# Work required
Set down the full listing exactly, character for character.

# Data extract
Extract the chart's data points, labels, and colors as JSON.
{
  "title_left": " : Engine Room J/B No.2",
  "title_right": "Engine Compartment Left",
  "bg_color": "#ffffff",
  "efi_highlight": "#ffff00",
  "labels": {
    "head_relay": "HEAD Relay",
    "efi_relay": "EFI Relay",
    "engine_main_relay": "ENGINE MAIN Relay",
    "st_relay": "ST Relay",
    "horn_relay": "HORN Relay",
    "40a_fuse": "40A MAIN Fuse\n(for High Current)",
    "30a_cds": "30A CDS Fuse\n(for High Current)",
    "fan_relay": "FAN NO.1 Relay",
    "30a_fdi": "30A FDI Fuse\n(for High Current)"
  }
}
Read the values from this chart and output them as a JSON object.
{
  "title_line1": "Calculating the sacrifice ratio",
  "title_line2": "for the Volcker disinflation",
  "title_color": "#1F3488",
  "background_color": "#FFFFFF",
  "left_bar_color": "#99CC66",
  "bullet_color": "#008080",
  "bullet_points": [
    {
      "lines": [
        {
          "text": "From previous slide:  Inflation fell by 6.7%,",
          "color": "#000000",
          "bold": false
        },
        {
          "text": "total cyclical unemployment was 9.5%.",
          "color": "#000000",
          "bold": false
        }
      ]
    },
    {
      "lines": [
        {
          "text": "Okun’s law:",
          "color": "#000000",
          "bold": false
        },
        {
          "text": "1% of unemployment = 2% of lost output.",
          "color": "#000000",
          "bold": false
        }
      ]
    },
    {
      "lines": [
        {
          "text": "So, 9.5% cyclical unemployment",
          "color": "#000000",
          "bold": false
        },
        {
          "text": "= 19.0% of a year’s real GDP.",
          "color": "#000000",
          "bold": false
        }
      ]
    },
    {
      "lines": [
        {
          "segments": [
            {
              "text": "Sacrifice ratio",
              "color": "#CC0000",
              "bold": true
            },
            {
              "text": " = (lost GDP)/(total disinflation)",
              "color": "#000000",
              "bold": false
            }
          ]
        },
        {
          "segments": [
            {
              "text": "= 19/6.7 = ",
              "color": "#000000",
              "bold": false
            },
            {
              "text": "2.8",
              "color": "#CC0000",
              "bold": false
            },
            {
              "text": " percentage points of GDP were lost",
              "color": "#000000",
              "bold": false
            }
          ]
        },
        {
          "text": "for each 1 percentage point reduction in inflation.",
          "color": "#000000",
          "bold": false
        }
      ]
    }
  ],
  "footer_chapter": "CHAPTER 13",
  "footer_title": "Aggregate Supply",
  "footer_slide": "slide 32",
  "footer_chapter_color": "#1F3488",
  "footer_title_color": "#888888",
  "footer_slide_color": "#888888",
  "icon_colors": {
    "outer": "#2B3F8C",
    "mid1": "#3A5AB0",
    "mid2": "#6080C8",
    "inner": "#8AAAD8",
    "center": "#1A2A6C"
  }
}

# Full solution
Extract the chart's data points, labels, and colors as JSON.
{
  "title_left": " : Engine Room J/B No.2",
  "title_right": "Engine Compartment Left",
  "bg_color": "#ffffff",
  "efi_highlight": "#ffff00",
  "labels": {
    "head_relay": "HEAD Relay",
    "efi_relay": "EFI Relay",
    "engine_main_relay": "ENGINE MAIN Relay",
    "st_relay": "ST Relay",
    "horn_relay": "HORN Relay",
    "40a_fuse": "40A MAIN Fuse\n(for High Current)",
    "30a_cds": "30A CDS Fuse\n(for High Current)",
    "fan_relay": "FAN NO.1 Relay",
    "30a_fdi": "30A FDI Fuse\n(for High Current)"
  }
}
Read the values from this chart and output them as a JSON object.
{
  "title_line1": "Calculating the sacrifice ratio",
  "title_line2": "for the Volcker disinflation",
  "title_color": "#1F3488",
  "background_color": "#FFFFFF",
  "left_bar_color": "#99CC66",
  "bullet_color": "#008080",
  "bullet_points": [
    {
      "lines": [
        {
          "text": "From previous slide:  Inflation fell by 6.7%,",
          "color": "#000000",
          "bold": false
        },
        {
          "text": "total cyclical unemployment was 9.5%.",
          "color": "#000000",
          "bold": false
        }
      ]
    },
    {
      "lines": [
        {
          "text": "Okun’s law:",
          "color": "#000000",
          "bold": false
        },
        {
          "text": "1% of unemployment = 2% of lost output.",
          "color": "#000000",
          "bold": false
        }
      ]
    },
    {
      "lines": [
        {
          "text": "So, 9.5% cyclical unemployment",
          "color": "#000000",
          "bold": false
        },
        {
          "text": "= 19.0% of a year’s real GDP.",
          "color": "#000000",
          "bold": false
        }
      ]
    },
    {
      "lines": [
        {
          "segments": [
            {
              "text": "Sacrifice ratio",
              "color": "#CC0000",
              "bold": true
            },
            {
              "text": " = (lost GDP)/(total disinflation)",
              "color": "#000000",
              "bold": false
            }
          ]
        },
        {
          "segments": [
            {
              "text": "= 19/6.7 = ",
              "color": "#000000",
              "bold": false
            },
            {
              "text": "2.8",
              "color": "#CC0000",
              "bold": false
            },
            {
              "text": " percentage points of GDP were lost",
              "color": "#000000",
              "bold": false
            }
          ]
        },
        {
          "text": "for each 1 percentage point reduction in inflation.",
          "color": "#000000",
          "bold": false
        }
      ]
    }
  ],
  "footer_chapter": "CHAPTER 13",
  "footer_title": "Aggregate Supply",
  "footer_slide": "slide 32",
  "footer_chapter_color": "#1F3488",
  "footer_title_color": "#888888",
  "footer_slide_color": "#888888",
  "icon_colors": {
    "outer": "#2B3F8C",
    "mid1": "#3A5AB0",
    "mid2": "#6080C8",
    "inner": "#8AAAD8",
    "center": "#1A2A6C"
  }
}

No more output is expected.